**AVAILABLE RECORDS**.
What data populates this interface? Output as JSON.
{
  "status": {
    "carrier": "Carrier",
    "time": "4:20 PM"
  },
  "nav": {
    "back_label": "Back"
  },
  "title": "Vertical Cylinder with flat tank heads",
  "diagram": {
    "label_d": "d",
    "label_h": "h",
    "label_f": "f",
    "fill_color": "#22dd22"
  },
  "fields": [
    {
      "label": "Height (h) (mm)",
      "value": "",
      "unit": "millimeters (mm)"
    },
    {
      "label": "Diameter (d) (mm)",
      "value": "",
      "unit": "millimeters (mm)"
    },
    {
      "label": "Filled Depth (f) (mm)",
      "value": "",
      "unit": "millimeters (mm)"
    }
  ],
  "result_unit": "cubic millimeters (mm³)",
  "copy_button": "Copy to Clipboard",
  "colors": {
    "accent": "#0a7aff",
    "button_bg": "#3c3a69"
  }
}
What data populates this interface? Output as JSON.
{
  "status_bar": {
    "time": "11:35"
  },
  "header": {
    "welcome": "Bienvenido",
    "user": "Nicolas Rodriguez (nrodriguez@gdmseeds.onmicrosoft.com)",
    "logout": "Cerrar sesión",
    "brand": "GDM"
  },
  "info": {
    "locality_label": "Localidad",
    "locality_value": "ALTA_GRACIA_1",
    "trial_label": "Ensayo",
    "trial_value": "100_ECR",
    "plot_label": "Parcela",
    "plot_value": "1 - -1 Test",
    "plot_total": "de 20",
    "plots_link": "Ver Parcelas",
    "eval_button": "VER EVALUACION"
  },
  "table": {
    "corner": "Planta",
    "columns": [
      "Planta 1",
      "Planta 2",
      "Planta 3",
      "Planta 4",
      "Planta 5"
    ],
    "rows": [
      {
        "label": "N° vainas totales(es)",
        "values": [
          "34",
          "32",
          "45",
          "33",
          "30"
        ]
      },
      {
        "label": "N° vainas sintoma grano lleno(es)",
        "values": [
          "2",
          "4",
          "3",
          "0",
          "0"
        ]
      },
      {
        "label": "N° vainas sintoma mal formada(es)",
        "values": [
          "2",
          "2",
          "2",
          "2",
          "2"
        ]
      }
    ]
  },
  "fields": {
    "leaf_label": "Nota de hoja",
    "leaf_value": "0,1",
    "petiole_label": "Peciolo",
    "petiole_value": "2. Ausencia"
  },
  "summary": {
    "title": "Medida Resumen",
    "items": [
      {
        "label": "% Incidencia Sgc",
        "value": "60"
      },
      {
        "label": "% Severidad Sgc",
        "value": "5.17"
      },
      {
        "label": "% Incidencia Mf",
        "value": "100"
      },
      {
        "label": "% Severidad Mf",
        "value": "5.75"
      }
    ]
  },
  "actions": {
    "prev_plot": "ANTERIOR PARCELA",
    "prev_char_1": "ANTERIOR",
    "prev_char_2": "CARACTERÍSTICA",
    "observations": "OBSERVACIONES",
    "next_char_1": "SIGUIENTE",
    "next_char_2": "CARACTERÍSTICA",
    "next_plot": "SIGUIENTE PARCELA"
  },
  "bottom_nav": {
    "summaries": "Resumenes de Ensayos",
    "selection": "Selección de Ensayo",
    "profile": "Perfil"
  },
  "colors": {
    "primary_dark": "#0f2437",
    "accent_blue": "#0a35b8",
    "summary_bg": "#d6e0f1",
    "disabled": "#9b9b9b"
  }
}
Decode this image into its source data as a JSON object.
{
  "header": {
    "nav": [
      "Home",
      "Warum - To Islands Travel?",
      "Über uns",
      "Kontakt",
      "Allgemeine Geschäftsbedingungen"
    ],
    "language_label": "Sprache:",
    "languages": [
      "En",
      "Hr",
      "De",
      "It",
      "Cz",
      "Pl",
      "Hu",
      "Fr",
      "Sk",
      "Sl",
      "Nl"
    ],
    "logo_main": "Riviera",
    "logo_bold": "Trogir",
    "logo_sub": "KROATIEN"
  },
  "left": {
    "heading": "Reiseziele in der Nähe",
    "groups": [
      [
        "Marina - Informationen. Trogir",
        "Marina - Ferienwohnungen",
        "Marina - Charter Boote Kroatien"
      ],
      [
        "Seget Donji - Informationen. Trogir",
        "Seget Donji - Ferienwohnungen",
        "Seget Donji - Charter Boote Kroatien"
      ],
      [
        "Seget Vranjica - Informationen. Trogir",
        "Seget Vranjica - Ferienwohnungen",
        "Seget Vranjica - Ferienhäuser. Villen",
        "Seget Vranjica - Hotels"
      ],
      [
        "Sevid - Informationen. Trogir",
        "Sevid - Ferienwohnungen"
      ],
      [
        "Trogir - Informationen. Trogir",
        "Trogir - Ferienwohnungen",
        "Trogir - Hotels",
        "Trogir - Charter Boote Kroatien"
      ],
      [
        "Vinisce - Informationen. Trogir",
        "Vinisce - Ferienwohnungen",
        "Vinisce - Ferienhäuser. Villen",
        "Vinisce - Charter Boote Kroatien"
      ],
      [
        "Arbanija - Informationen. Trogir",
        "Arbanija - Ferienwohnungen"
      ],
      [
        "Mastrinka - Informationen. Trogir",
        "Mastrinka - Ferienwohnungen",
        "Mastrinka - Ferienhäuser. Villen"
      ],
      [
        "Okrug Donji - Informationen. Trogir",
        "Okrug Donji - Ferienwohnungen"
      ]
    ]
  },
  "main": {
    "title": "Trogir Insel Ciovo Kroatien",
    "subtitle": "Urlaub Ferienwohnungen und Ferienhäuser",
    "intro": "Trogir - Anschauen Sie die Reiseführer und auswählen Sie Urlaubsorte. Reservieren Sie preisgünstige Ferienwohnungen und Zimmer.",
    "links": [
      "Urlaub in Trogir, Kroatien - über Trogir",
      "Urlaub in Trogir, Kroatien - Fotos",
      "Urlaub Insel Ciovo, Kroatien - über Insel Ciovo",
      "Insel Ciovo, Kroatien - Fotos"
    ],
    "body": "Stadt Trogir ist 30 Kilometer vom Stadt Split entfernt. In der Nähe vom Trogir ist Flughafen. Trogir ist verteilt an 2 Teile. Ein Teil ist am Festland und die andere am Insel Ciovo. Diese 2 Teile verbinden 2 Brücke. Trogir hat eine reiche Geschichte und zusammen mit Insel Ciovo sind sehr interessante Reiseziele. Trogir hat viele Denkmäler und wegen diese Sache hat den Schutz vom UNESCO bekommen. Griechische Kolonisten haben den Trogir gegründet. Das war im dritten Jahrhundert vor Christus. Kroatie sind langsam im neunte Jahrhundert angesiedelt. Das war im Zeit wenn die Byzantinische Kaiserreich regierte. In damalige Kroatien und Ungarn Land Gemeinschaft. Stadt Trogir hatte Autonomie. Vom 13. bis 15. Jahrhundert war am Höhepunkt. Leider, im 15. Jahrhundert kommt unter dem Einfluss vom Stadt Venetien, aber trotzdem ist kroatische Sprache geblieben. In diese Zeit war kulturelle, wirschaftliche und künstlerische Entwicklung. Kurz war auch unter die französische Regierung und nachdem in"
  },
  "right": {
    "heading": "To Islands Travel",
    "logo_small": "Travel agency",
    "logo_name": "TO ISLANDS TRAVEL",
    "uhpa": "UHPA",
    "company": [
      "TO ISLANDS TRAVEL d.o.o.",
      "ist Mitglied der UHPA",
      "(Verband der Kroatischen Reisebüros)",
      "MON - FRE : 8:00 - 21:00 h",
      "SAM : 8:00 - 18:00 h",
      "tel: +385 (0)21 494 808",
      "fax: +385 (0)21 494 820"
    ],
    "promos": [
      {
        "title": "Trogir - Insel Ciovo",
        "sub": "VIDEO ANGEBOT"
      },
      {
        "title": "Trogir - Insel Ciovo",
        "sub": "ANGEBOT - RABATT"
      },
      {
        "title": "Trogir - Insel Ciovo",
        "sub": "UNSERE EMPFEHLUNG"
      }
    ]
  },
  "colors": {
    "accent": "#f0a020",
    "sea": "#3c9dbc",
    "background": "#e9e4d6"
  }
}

**EXERCISE DETAILS**. Return all the lines that contain the string "Incidencia".

**ANSWER BELOW**.
        "label": "% Incidencia Sgc",
        "label": "% Incidencia Mf",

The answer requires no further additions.